DO THIS:
Every record that follows must be duplicated exactly, with images left out.

########################################

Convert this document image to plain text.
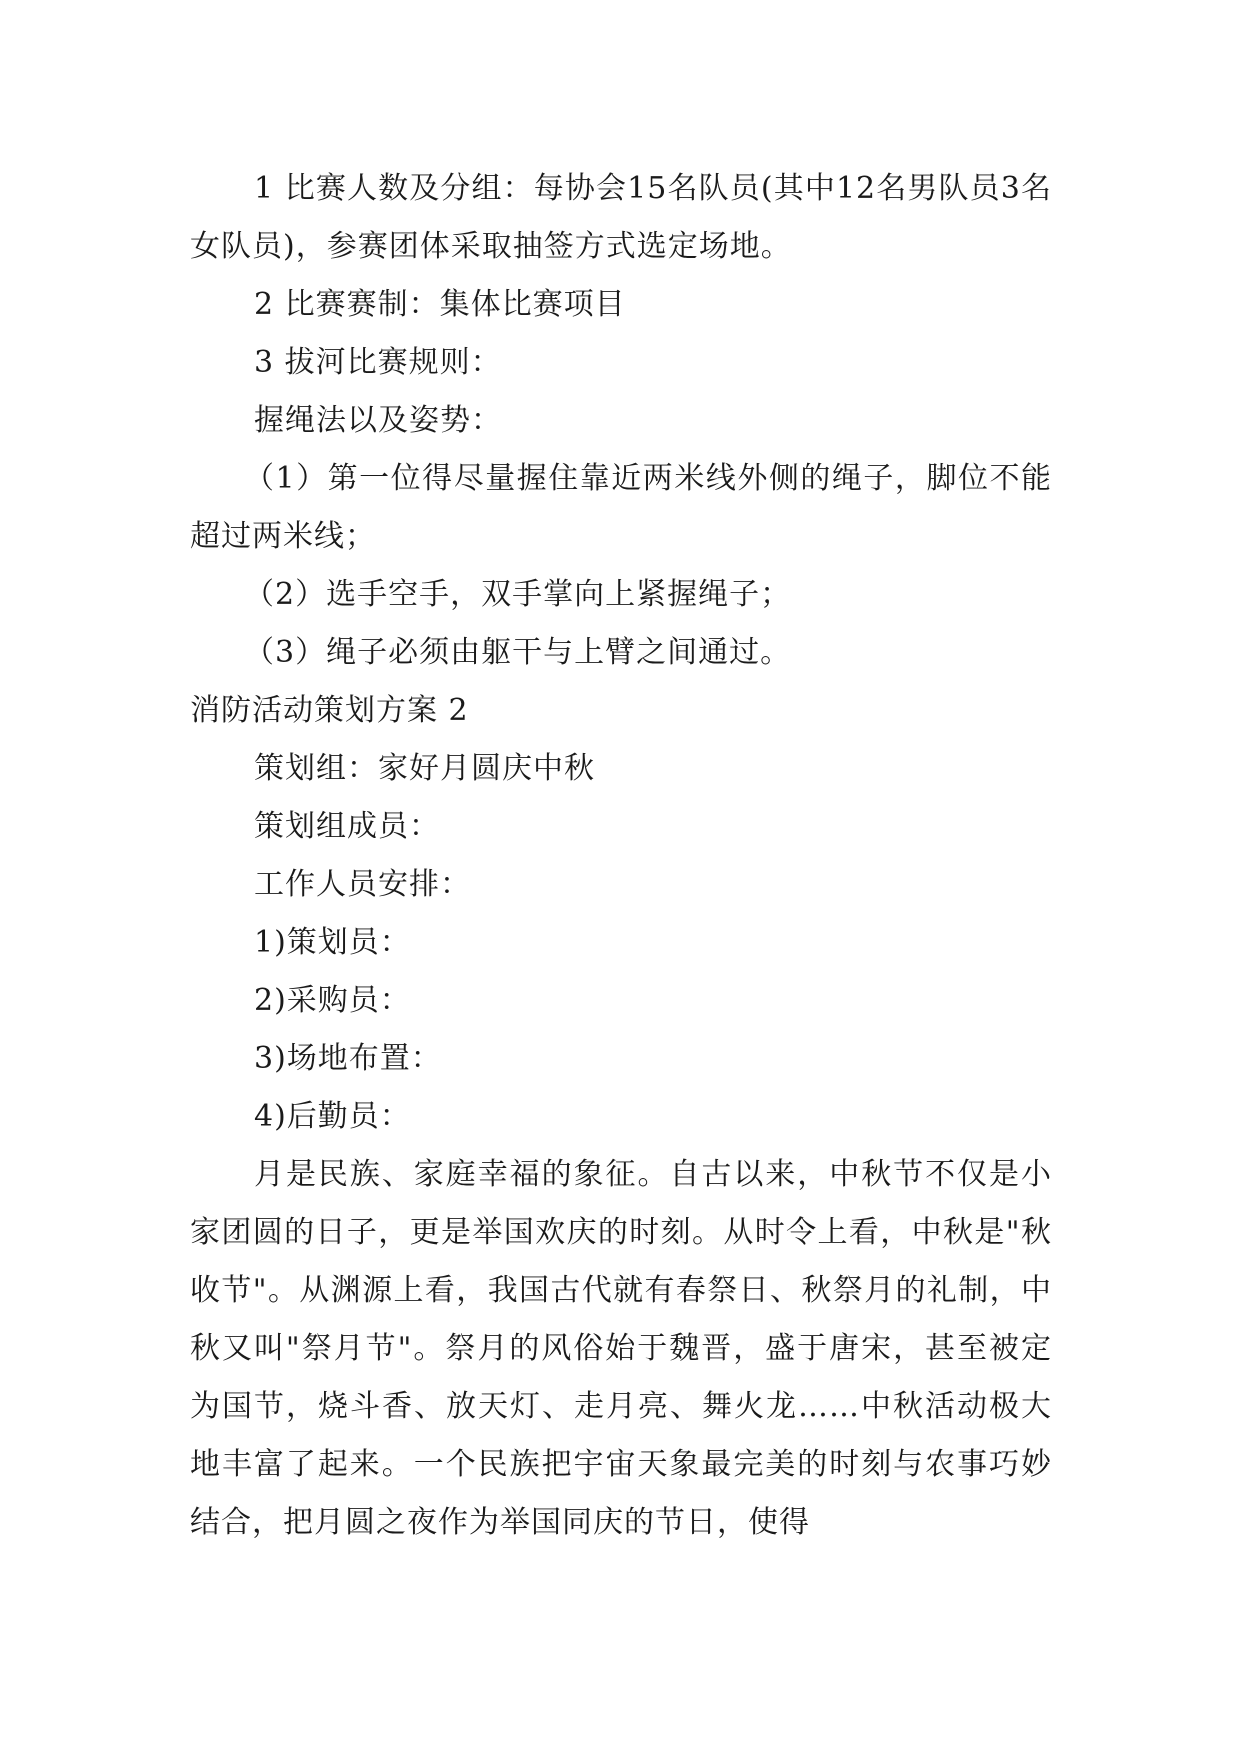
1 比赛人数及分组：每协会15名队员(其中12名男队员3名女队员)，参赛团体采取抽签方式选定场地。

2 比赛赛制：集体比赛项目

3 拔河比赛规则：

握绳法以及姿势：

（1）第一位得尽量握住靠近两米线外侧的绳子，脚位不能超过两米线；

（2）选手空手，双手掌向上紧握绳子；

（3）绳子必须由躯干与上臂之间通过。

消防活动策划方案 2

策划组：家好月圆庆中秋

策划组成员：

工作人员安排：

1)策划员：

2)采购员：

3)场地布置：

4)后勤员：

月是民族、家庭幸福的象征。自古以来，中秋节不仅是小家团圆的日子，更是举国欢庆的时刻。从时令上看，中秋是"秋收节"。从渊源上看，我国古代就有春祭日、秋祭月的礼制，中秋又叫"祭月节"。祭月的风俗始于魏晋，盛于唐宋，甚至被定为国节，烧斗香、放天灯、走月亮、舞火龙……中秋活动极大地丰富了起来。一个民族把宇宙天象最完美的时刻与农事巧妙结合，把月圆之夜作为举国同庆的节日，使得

########################################

SOLUTION TO THE EXERCISE:
Convert this document image to plain text.
1 比赛人数及分组：每协会15名队员(其中12名男队员3名女队员)，参赛团体采取抽签方式选定场地。

2 比赛赛制：集体比赛项目

3 拔河比赛规则：

握绳法以及姿势：

（1）第一位得尽量握住靠近两米线外侧的绳子，脚位不能超过两米线；

（2）选手空手，双手掌向上紧握绳子；

（3）绳子必须由躯干与上臂之间通过。

消防活动策划方案 2

策划组：家好月圆庆中秋

策划组成员：

工作人员安排：

1)策划员：

2)采购员：

3)场地布置：

4)后勤员：

月是民族、家庭幸福的象征。自古以来，中秋节不仅是小家团圆的日子，更是举国欢庆的时刻。从时令上看，中秋是"秋收节"。从渊源上看，我国古代就有春祭日、秋祭月的礼制，中秋又叫"祭月节"。祭月的风俗始于魏晋，盛于唐宋，甚至被定为国节，烧斗香、放天灯、走月亮、舞火龙……中秋活动极大地丰富了起来。一个民族把宇宙天象最完美的时刻与农事巧妙结合，把月圆之夜作为举国同庆的节日，使得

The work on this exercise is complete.